Given instruction
Every line below is to be copied exactly, with the pictures left out.

........

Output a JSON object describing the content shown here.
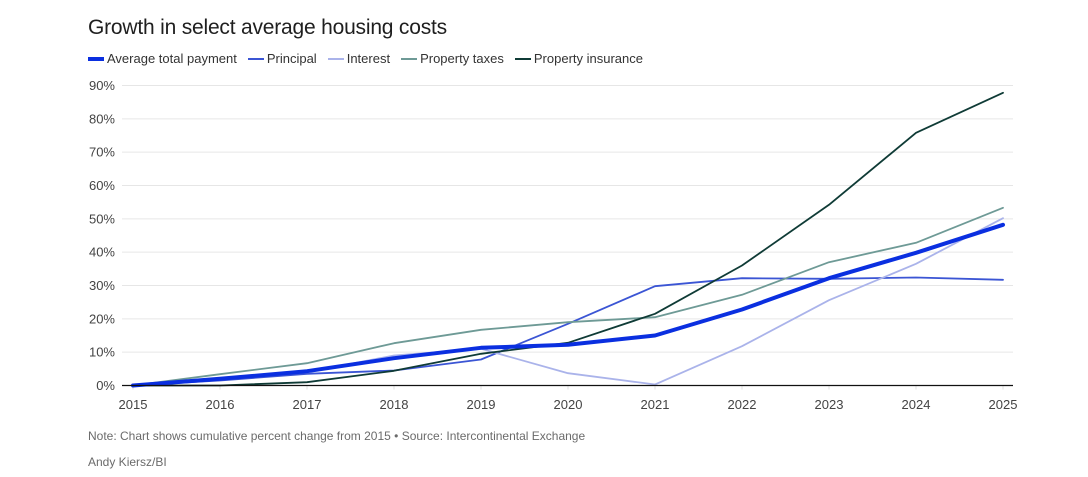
{
  "title": "Growth in select average housing costs",
  "footer": {
    "note": "Note: Chart shows cumulative percent change from 2015 • Source: Intercontinental Exchange",
    "credit": "Andy Kiersz/BI"
  },
  "chart_data": {
    "type": "line",
    "title": "Growth in select average housing costs",
    "xlabel": "",
    "ylabel": "",
    "x": [
      2015,
      2016,
      2017,
      2018,
      2019,
      2020,
      2021,
      2022,
      2023,
      2024,
      2025
    ],
    "x_tick_labels": [
      "2015",
      "2016",
      "2017",
      "2018",
      "2019",
      "2020",
      "2021",
      "2022",
      "2023",
      "2024",
      "2025"
    ],
    "y_ticks": [
      0,
      10,
      20,
      30,
      40,
      50,
      60,
      70,
      80,
      90
    ],
    "y_tick_labels": [
      "0%",
      "10%",
      "20%",
      "30%",
      "40%",
      "50%",
      "60%",
      "70%",
      "80%",
      "90%"
    ],
    "ylim": [
      0,
      90
    ],
    "grid": true,
    "legend_position": "top-left",
    "series": [
      {
        "name": "Average total payment",
        "color": "#0a2fe0",
        "weight": "thick",
        "values": [
          0,
          2,
          4.3,
          8.2,
          11.3,
          12.2,
          15,
          22.8,
          32.2,
          39.8,
          48.2
        ]
      },
      {
        "name": "Principal",
        "color": "#3b55d4",
        "weight": "normal",
        "values": [
          0,
          1.5,
          3.5,
          4.5,
          7.8,
          18.5,
          29.8,
          32.2,
          32,
          32.4,
          31.7
        ]
      },
      {
        "name": "Interest",
        "color": "#aab3ea",
        "weight": "normal",
        "values": [
          0,
          2.2,
          4,
          9,
          11,
          3.7,
          0.3,
          11.8,
          25.6,
          36.5,
          50.2
        ]
      },
      {
        "name": "Property taxes",
        "color": "#6e9a96",
        "weight": "normal",
        "values": [
          0,
          3.4,
          6.7,
          12.7,
          16.7,
          19,
          20.5,
          27.2,
          37,
          42.8,
          53.3
        ]
      },
      {
        "name": "Property insurance",
        "color": "#0f3b36",
        "weight": "normal",
        "values": [
          0,
          0,
          1,
          4.4,
          9.5,
          12.8,
          21.5,
          36,
          54.2,
          75.8,
          87.8
        ]
      }
    ]
  }
}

........

Solution for this exercise
Output a JSON object describing the content shown here.
{
  "title": "Growth in select average housing costs",
  "footer": {
    "note": "Note: Chart shows cumulative percent change from 2015 • Source: Intercontinental Exchange",
    "credit": "Andy Kiersz/BI"
  },
  "chart_data": {
    "type": "line",
    "title": "Growth in select average housing costs",
    "xlabel": "",
    "ylabel": "",
    "x": [
      2015,
      2016,
      2017,
      2018,
      2019,
      2020,
      2021,
      2022,
      2023,
      2024,
      2025
    ],
    "x_tick_labels": [
      "2015",
      "2016",
      "2017",
      "2018",
      "2019",
      "2020",
      "2021",
      "2022",
      "2023",
      "2024",
      "2025"
    ],
    "y_ticks": [
      0,
      10,
      20,
      30,
      40,
      50,
      60,
      70,
      80,
      90
    ],
    "y_tick_labels": [
      "0%",
      "10%",
      "20%",
      "30%",
      "40%",
      "50%",
      "60%",
      "70%",
      "80%",
      "90%"
    ],
    "ylim": [
      0,
      90
    ],
    "grid": true,
    "legend_position": "top-left",
    "series": [
      {
        "name": "Average total payment",
        "color": "#0a2fe0",
        "weight": "thick",
        "values": [
          0,
          2,
          4.3,
          8.2,
          11.3,
          12.2,
          15,
          22.8,
          32.2,
          39.8,
          48.2
        ]
      },
      {
        "name": "Principal",
        "color": "#3b55d4",
        "weight": "normal",
        "values": [
          0,
          1.5,
          3.5,
          4.5,
          7.8,
          18.5,
          29.8,
          32.2,
          32,
          32.4,
          31.7
        ]
      },
      {
        "name": "Interest",
        "color": "#aab3ea",
        "weight": "normal",
        "values": [
          0,
          2.2,
          4,
          9,
          11,
          3.7,
          0.3,
          11.8,
          25.6,
          36.5,
          50.2
        ]
      },
      {
        "name": "Property taxes",
        "color": "#6e9a96",
        "weight": "normal",
        "values": [
          0,
          3.4,
          6.7,
          12.7,
          16.7,
          19,
          20.5,
          27.2,
          37,
          42.8,
          53.3
        ]
      },
      {
        "name": "Property insurance",
        "color": "#0f3b36",
        "weight": "normal",
        "values": [
          0,
          0,
          1,
          4.4,
          9.5,
          12.8,
          21.5,
          36,
          54.2,
          75.8,
          87.8
        ]
      }
    ]
  }
}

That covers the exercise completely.